▸ **What the task asks**:
In the listing below, identify each line with the word "instructional" and return those lines.

▸ **Stored items from a collection**:
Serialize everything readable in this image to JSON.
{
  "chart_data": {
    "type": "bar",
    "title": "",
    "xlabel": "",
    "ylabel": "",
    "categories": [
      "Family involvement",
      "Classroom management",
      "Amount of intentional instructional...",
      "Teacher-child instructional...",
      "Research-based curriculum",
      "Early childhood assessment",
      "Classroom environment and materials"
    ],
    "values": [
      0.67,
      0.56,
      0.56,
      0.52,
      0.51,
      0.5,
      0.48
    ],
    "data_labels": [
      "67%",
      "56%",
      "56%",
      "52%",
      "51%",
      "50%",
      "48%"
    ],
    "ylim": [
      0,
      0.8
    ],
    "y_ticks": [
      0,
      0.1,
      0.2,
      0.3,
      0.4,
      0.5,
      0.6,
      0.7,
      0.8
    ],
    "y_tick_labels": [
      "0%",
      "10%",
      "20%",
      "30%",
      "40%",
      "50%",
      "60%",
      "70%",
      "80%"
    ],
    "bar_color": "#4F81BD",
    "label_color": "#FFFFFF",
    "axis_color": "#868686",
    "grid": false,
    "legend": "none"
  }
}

▸ **Solution for this task**:
      "Amount of intentional instructional...",
      "Teacher-child instructional...",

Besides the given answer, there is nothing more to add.